> **SET EXERCISE**: Find each line with "juste" and copy it.

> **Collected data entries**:
----

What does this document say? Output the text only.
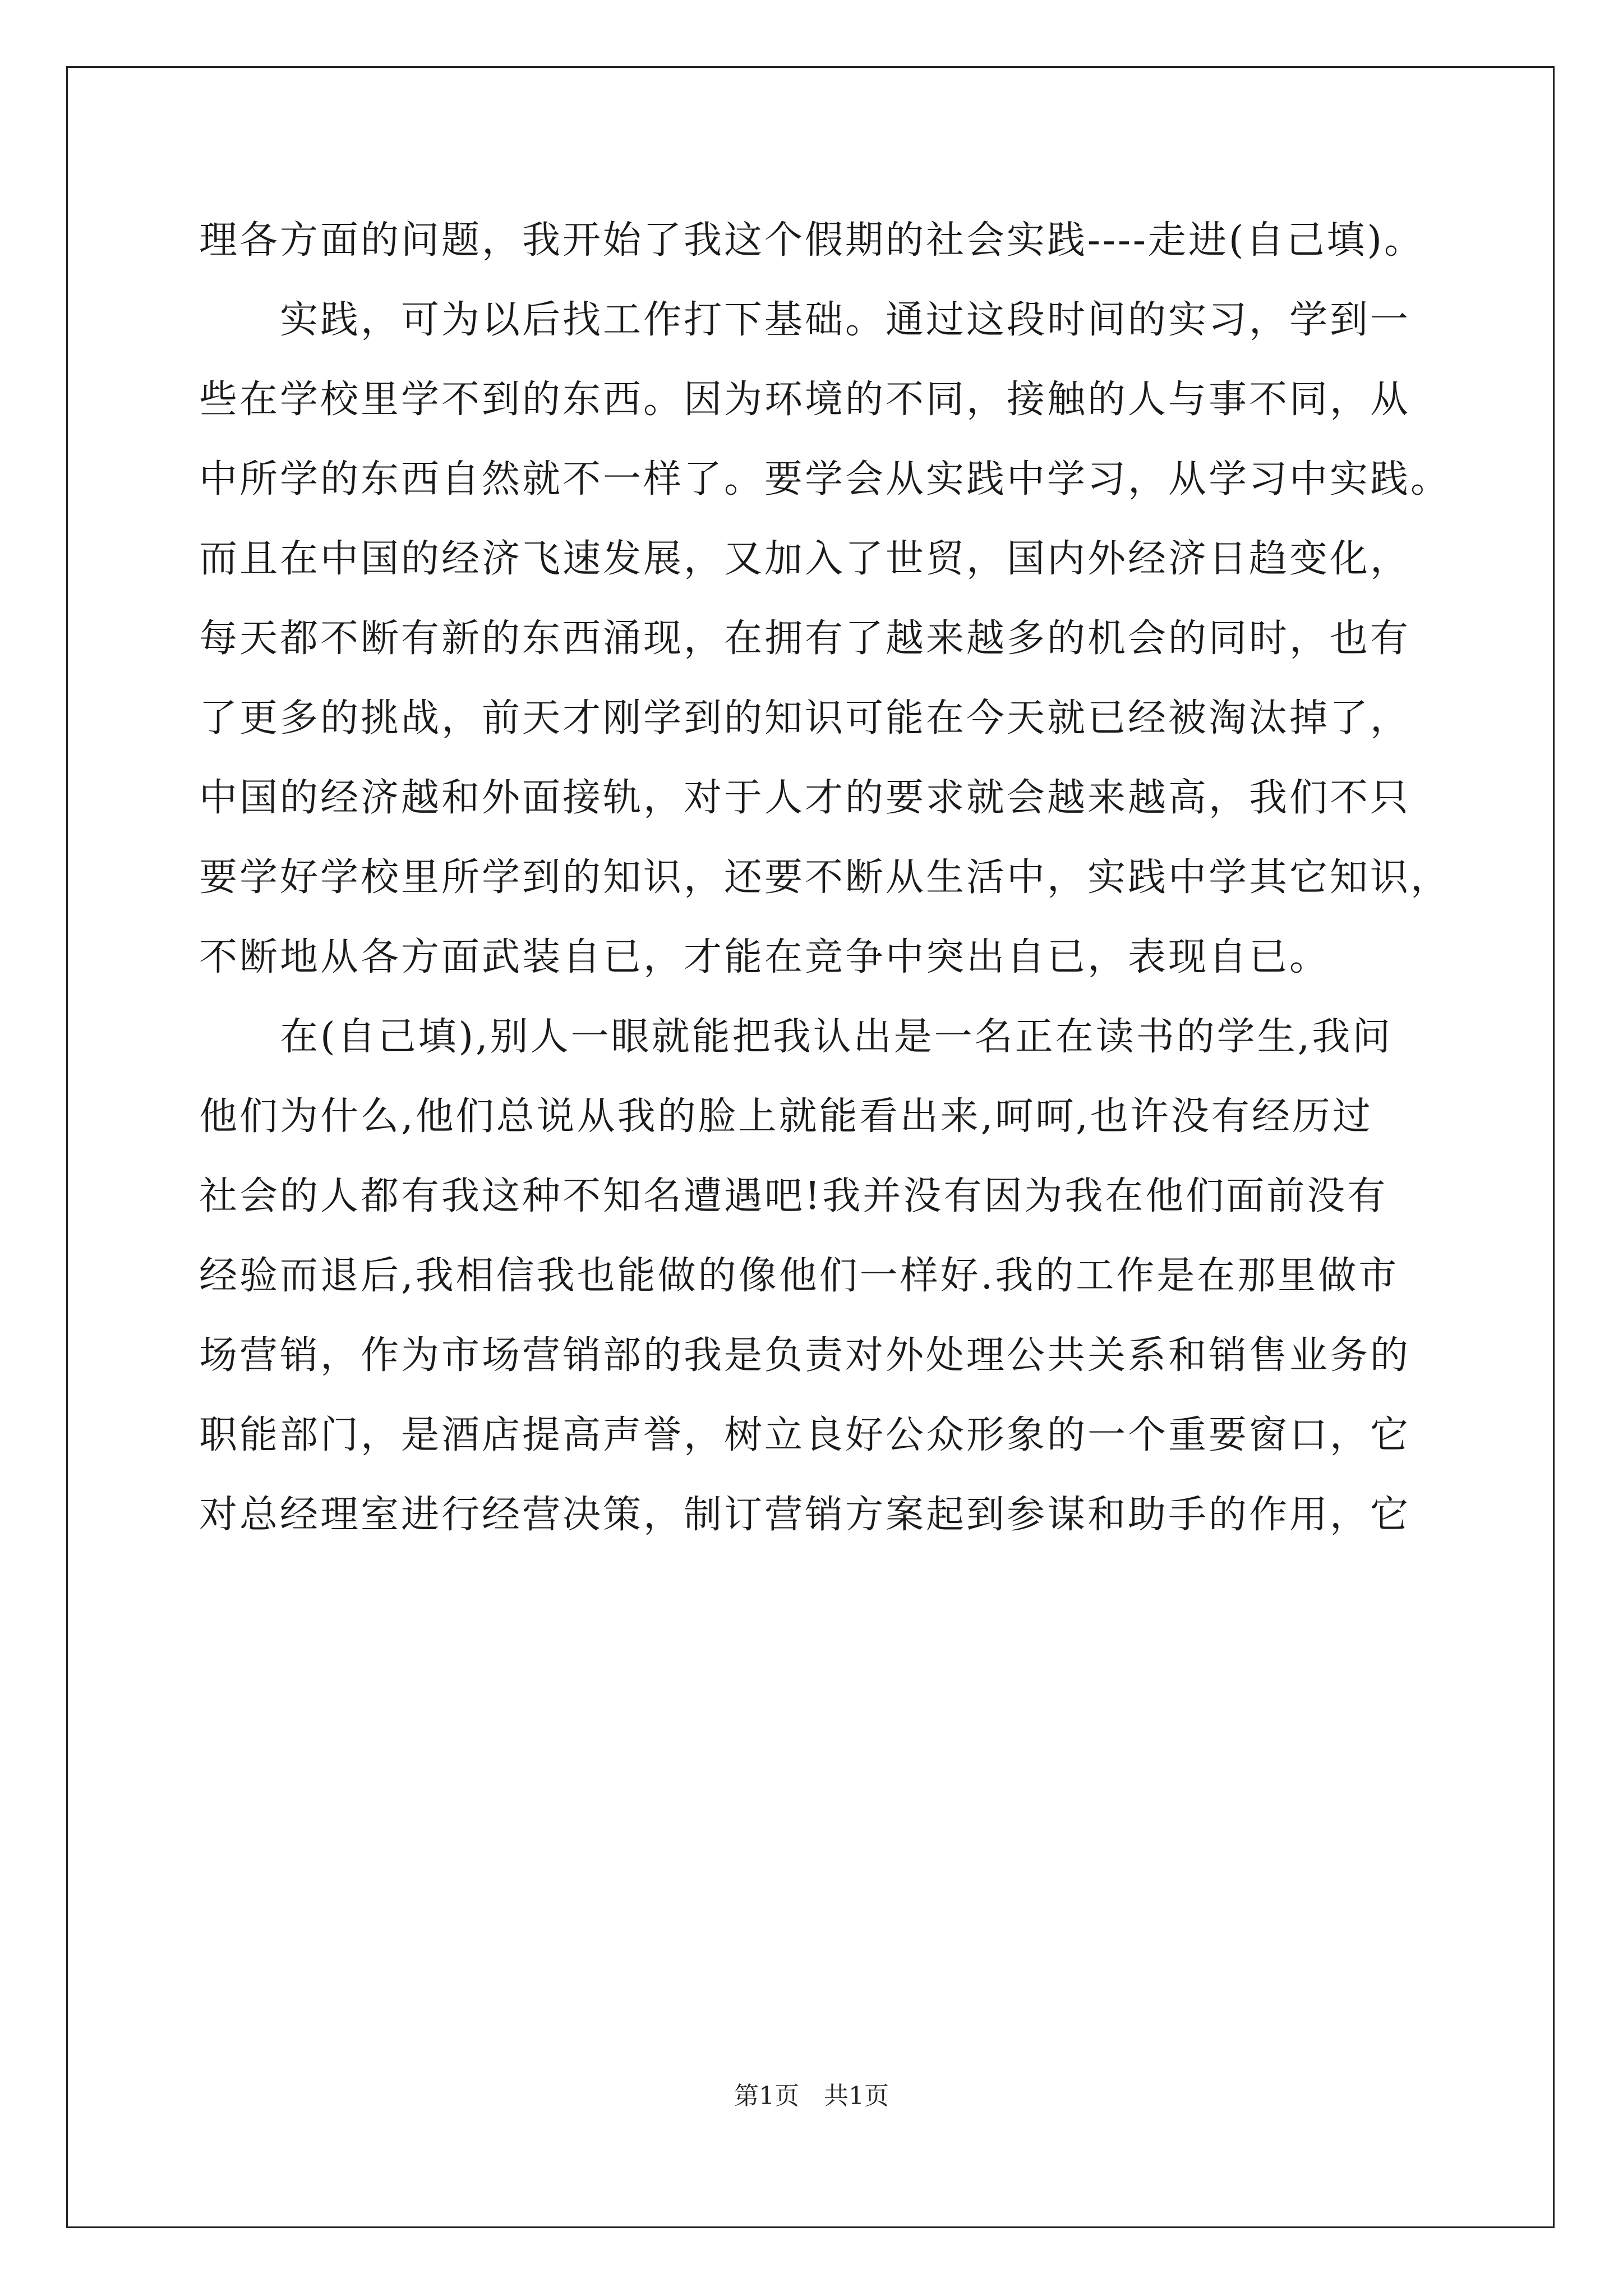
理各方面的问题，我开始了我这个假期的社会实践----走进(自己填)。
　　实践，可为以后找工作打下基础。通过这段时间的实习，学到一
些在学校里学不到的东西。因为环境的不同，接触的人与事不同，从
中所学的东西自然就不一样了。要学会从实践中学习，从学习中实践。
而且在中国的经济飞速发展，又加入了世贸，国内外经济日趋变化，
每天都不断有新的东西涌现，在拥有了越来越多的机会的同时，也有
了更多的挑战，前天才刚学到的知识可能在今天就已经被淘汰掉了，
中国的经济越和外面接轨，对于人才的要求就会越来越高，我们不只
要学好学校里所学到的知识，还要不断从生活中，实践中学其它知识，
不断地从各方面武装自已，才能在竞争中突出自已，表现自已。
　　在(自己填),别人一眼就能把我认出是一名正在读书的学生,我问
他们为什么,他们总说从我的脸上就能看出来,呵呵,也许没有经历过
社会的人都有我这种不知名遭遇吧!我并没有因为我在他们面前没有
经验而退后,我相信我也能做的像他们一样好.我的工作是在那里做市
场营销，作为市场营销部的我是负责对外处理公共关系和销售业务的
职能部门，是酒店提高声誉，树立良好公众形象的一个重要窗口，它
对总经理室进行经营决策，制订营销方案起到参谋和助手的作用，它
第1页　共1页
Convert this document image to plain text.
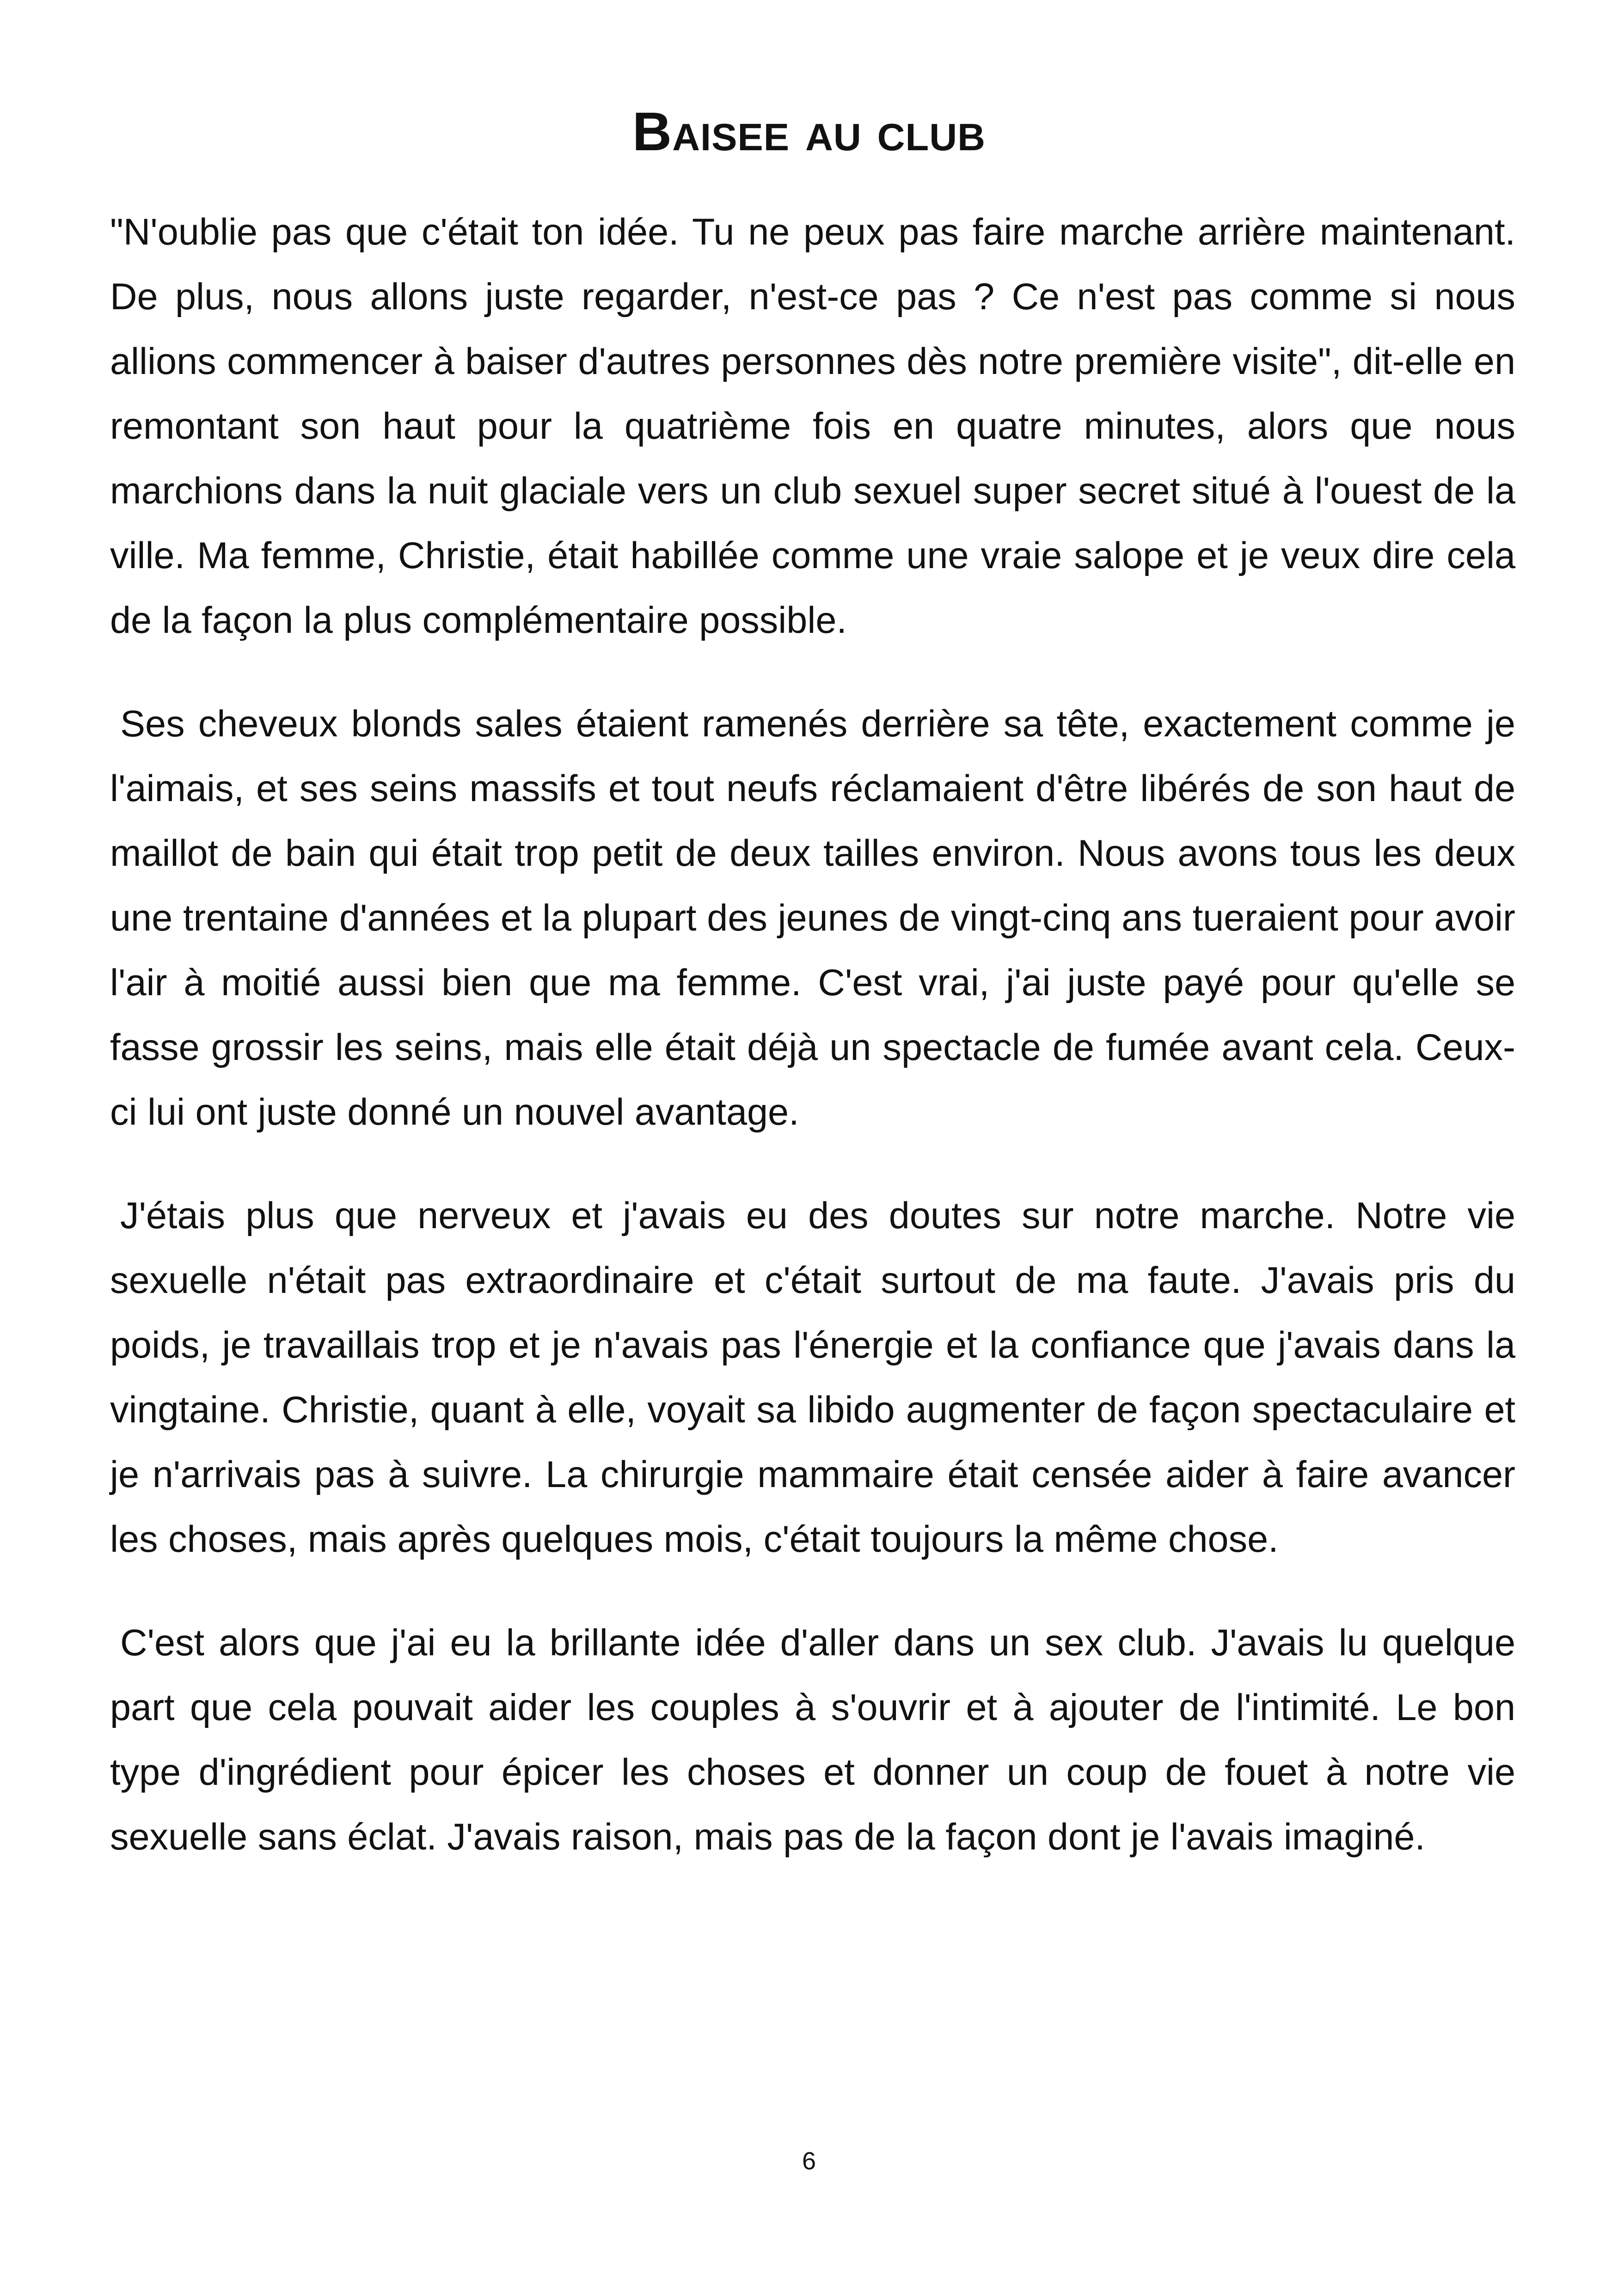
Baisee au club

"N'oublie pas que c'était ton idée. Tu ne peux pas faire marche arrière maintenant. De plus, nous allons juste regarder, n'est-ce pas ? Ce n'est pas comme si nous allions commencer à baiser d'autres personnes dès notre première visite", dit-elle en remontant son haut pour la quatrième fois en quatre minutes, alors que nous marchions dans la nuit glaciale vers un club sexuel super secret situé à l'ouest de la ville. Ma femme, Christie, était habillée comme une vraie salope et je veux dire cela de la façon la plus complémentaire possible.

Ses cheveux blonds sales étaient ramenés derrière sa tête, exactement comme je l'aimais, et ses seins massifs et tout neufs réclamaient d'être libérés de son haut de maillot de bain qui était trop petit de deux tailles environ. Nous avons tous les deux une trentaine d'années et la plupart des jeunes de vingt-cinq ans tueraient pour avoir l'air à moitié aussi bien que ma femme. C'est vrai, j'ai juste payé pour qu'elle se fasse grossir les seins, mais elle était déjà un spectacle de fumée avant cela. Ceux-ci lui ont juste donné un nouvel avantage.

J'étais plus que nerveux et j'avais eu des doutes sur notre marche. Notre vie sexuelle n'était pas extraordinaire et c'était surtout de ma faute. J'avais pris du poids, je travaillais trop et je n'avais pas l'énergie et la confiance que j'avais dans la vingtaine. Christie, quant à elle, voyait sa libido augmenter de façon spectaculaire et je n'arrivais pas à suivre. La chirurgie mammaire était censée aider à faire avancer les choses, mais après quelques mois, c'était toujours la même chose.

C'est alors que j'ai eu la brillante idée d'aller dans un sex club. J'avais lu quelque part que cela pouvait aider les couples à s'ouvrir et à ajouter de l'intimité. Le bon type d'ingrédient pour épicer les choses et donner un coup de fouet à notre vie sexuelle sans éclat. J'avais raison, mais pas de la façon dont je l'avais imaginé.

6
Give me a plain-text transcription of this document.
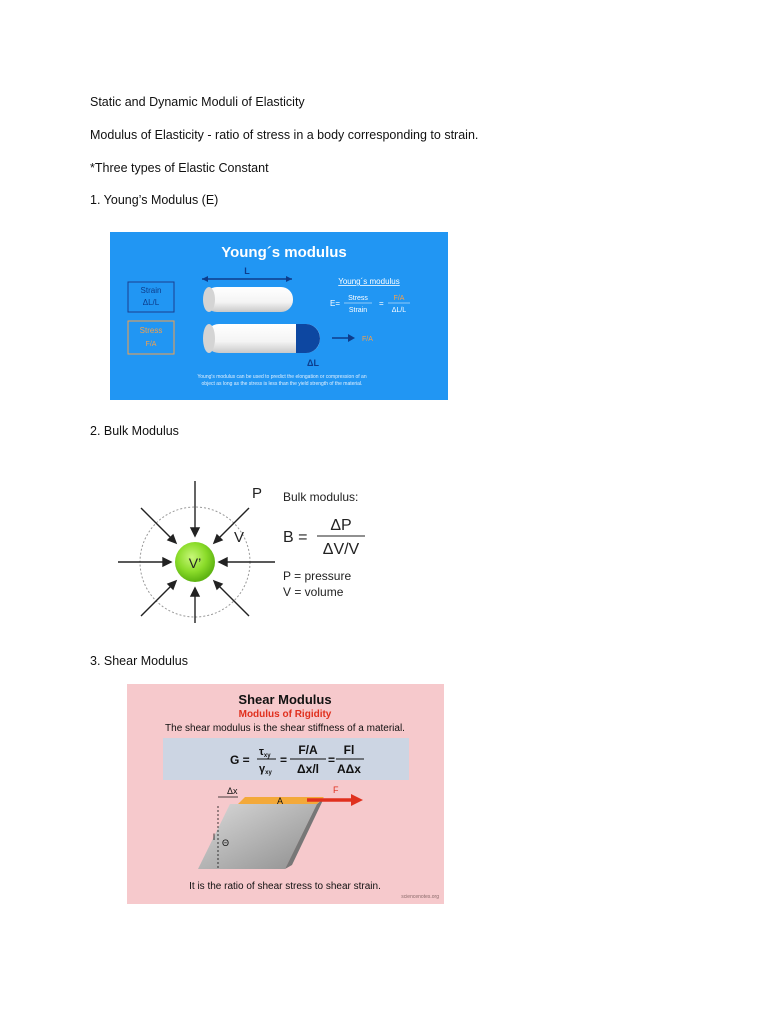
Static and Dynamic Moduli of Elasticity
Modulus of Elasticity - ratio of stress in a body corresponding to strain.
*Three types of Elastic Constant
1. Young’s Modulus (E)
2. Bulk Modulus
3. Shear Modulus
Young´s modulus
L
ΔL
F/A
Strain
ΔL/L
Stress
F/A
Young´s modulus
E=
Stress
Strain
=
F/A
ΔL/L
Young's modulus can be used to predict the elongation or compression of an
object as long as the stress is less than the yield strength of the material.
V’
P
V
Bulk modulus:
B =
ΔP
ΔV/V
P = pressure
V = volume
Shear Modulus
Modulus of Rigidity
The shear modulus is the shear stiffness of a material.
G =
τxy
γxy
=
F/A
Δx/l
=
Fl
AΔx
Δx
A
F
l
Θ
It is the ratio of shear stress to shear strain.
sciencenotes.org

----

> **SOLUTION TO THE EXERCISE**:
"N'oublie pas que c'était ton idée. Tu ne peux pas faire marche arrière maintenant. De plus, nous allons juste regarder, n'est-ce pas ? Ce n'est pas comme si nous allions commencer à baiser d'autres personnes dès notre première visite", dit-elle en remontant son haut pour la quatrième fois en quatre minutes, alors que nous marchions dans la nuit glaciale vers un club sexuel super secret situé à l'ouest de la ville. Ma femme, Christie, était habillée comme une vraie salope et je veux dire cela de la façon la plus complémentaire possible.
Ses cheveux blonds sales étaient ramenés derrière sa tête, exactement comme je l'aimais, et ses seins massifs et tout neufs réclamaient d'être libérés de son haut de maillot de bain qui était trop petit de deux tailles environ. Nous avons tous les deux une trentaine d'années et la plupart des jeunes de vingt-cinq ans tueraient pour avoir l'air à moitié aussi bien que ma femme. C'est vrai, j'ai juste payé pour qu'elle se fasse grossir les seins, mais elle était déjà un spectacle de fumée avant cela. Ceux-ci lui ont juste donné un nouvel avantage.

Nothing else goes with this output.